Start of Block

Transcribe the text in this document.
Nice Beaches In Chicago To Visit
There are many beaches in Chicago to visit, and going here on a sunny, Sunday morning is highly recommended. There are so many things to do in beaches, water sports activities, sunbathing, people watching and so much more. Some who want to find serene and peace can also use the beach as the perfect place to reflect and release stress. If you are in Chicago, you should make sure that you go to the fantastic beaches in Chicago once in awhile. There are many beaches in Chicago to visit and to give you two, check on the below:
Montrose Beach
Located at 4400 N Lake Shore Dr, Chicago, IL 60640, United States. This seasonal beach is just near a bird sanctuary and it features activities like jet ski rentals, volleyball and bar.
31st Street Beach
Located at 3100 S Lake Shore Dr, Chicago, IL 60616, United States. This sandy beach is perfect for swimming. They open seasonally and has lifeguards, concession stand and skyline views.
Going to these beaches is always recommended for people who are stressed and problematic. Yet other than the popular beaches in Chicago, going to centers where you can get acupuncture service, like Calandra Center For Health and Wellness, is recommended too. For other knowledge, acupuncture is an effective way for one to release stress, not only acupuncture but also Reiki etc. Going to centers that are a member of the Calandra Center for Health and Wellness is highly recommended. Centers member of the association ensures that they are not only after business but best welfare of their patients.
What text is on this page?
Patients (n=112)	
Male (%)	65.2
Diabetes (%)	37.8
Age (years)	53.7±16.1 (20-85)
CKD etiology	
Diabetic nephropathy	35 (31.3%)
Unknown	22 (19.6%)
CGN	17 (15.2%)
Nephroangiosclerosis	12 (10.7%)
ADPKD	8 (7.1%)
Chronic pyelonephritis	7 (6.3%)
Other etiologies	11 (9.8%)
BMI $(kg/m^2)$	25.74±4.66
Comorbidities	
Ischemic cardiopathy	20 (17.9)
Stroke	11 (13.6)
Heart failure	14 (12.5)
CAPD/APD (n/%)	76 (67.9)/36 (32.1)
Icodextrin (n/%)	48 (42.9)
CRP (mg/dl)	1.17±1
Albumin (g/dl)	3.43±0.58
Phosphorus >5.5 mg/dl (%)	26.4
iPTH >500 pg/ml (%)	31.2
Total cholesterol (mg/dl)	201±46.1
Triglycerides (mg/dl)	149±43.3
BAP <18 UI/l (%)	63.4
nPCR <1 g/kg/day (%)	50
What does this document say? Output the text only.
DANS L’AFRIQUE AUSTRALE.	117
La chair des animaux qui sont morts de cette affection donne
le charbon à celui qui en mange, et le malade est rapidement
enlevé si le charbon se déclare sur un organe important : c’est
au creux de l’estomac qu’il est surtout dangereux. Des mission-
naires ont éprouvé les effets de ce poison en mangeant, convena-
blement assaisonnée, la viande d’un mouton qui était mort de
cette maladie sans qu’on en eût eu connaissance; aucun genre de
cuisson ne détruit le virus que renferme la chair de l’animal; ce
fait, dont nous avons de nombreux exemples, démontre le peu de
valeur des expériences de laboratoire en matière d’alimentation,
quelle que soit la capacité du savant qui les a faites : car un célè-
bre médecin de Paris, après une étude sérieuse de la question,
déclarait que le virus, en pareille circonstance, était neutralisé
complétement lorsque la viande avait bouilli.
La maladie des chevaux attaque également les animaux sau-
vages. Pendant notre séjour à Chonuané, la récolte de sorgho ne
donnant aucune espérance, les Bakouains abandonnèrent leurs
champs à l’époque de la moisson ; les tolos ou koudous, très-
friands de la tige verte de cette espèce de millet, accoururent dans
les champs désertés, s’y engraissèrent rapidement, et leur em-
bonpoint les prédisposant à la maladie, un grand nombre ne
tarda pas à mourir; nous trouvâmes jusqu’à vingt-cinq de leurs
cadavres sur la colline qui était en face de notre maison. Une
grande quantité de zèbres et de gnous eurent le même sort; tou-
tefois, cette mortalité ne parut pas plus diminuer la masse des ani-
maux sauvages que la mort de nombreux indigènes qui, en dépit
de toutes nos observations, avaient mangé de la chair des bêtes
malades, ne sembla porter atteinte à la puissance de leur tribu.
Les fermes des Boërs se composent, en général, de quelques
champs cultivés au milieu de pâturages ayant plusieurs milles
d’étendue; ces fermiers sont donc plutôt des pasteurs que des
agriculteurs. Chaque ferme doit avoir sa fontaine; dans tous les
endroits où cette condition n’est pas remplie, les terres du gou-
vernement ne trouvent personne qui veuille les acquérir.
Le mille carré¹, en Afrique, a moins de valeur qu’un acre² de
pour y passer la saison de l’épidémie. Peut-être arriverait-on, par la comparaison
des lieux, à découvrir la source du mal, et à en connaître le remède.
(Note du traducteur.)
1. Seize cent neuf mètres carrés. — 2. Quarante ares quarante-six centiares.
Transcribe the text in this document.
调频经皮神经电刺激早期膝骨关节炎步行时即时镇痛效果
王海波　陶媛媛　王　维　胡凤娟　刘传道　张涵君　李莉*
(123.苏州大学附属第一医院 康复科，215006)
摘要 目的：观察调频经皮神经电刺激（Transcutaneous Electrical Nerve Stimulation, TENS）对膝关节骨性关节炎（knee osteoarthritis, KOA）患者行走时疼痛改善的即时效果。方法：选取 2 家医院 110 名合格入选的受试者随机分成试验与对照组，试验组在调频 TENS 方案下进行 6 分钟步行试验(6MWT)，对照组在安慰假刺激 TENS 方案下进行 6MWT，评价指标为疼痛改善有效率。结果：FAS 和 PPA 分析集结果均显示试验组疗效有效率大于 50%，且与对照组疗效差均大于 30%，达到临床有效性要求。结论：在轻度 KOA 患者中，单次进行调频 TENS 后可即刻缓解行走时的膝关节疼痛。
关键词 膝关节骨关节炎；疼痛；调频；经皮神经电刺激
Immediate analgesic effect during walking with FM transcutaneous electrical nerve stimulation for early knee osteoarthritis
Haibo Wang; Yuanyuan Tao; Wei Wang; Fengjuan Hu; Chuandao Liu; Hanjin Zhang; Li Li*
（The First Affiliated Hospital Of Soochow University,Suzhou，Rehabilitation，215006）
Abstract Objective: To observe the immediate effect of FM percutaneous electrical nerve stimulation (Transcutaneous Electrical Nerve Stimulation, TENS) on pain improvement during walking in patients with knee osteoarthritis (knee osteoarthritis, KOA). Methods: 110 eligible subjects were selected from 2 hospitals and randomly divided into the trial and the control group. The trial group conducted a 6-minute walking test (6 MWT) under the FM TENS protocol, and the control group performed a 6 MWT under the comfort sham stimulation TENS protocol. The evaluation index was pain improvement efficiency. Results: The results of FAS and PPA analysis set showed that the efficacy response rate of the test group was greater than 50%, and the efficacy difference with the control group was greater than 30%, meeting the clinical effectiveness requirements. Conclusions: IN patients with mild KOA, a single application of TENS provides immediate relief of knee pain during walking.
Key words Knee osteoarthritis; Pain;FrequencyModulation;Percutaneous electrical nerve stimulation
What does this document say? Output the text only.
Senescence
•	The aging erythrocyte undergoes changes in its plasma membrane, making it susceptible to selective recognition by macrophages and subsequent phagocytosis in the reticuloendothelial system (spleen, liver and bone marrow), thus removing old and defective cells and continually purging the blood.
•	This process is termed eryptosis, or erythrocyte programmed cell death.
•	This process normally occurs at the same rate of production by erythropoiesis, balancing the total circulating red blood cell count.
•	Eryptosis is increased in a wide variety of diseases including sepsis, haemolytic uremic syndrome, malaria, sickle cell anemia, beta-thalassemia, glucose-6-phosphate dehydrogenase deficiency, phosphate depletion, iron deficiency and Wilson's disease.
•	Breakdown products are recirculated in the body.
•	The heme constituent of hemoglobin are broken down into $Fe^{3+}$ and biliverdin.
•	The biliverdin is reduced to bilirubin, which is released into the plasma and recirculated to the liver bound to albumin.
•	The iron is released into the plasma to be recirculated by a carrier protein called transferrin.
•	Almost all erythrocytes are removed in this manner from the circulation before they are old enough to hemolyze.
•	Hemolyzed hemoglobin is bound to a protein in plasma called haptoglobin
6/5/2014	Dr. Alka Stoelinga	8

End of Block

Your objective
In the material above, find every line with the word "States" and show it.

Task response
Located at 4400 N Lake Shore Dr, Chicago, IL 60640, United States. This seasonal beach is just near a bird sanctuary and it features activities like jet ski rentals, volleyball and bar.
Located at 3100 S Lake Shore Dr, Chicago, IL 60616, United States. This sandy beach is perfect for swimming. They open seasonally and has lifeguards, concession stand and skyline views.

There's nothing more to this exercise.